== Extract provided ==

Bad: A few minutes into the scene, we see a comet come up on the computer screen, in full color. Lily McKee, the lead astronomer, says that it is "Fletcher's comet", with a period of 4000 years. Good: An image taken through the 'scope would be in black and white (technically, "greyscale"), unless they use false color imaging. In that case, the image would still not look like what they displayed-- the colors would be more garish and psychedelic looking. Images are commonly displayed with weird colors to help enhance faint details. Next, they imply that the comet is being observed for the first time here (note: they implied this, not stated it, so I may be being too tough here). If it has a period of 4000 years, when exactly did Fletcher discover it? I'm guessing Fletcher was not a common name in 2000 B.C. Sounds like they threw in the period to make it sound more dramatic. Also, the comet was shown to be very bright, which implies it was close. However, comets take months to get from the distance of the asteroid belt to Earth's orbit. The asteroids themselves made it in record time as well. At 60,000 mph (the speed stated in the movie) it would take about a half a year to get from there to here. Lastly, if it were that bright that far away, it would have been discovered much earlier, like months before. Hale-Bopp, an extremely bright comet currently visible (in February 1997) in the northern hemisphere, was discovered out past Jupiter years before closest approach. Incidentally (minor nitpick here): astronomers refer to comets as "Comet So-and-so", not "So-and-so's Comet". It is officially "Comet Halley", not "Halley's Comet". So they should have called it "Comet Fletcher".
Bad: They always use miles in the movie. Good: Real astronomers use kilometers. Hardcore astronomers use centimeters.
Bad: Our Hero, Lily McKee (the head astronomer), is 29 years old, has a PhD, is director of a national observatory and has a 10 year old son. Good: It is about right to have a PhD by 29 (I was 29 when I got mine), but then to be appointed head of a national observatory? Nope. She would have to go through years of postdoctoral research, then get an assistant professorship, tenure track, and then get her appointment. And when exactly did she have time to give birth to and raise a son? Realistically, she should have been about 40 years old, or else she got her PhD at age 11.
Bad: Minutes before the rock hits the dam, we see it enter the atmosphere. Good: At 60,000 miles per hour, that rock will go through the atmosphere in a few seconds, unless it is at a very shallow angle. At an angle that small it would skip off the atmosphere like a rock on water. This brings up another point. When small meteors hit the ground, the impact velocity is actually very small!. Only large (like, hundreds of meters across) meteors will actually hit the ground with a large enough force to cause an explosion. Small ones slow down drastically when they hit the atmosphere, and reach a speed of only a few hundred kilometers an hour while they are still many kilometers in the air. They reach terminal velocity, and go no faster. Note that a meteorite hit a car in New York, and while the car was ruined, there was no explosion. It was like dropping a chunk of metal from a few hundred meters up. That's how slowly these things move. So the original small rock that hit near the truck in Montana would not have exploded, but simply plopped to the ground. It wouldn't have even been hot! It would have plenty of time to cool off on its way down.

===
== Data lines ==

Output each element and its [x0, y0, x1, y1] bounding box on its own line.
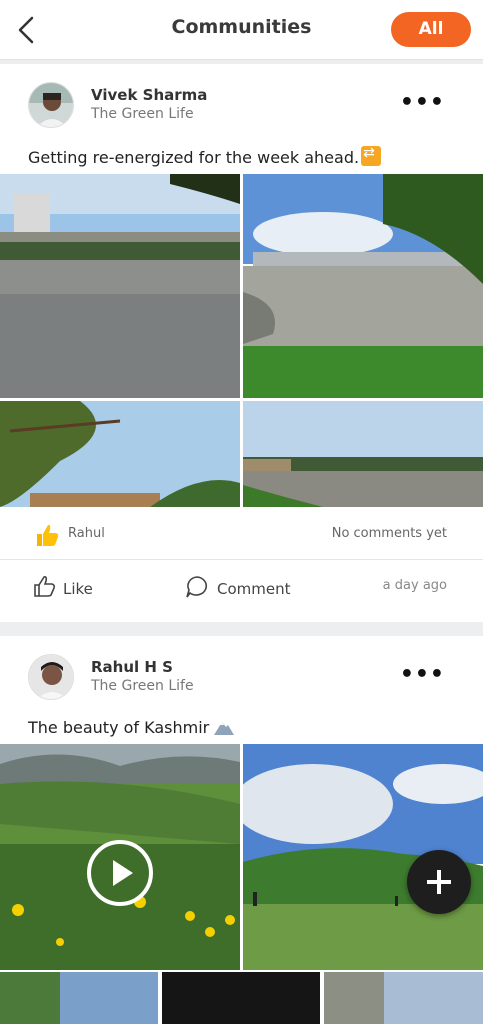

===

Problems to solve ::
1. What speed does the movie critique say the movie gives for the asteroids?
2. Reproduce the movie critique from "Bad: Our Hero, Lily" to "PhD at age 11.".
The listing plays no part in this work.

The responses ::
1. 60,000 mph.

2.
Bad: Our Hero, Lily McKee (the head astronomer), is 29 years old, has a PhD, is director of a national observatory and has a 10 year old son. Good: It is about right to have a PhD by 29 (I was 29 when I got mine), but then to be appointed head of a national observatory? Nope. She would have to go through years of postdoctoral research, then get an assistant professorship, tenure track, and then get her appointment. And when exactly did she have time to give birth to and raise a son? Realistically, she should have been about 40 years old, or else she got her PhD at age 11.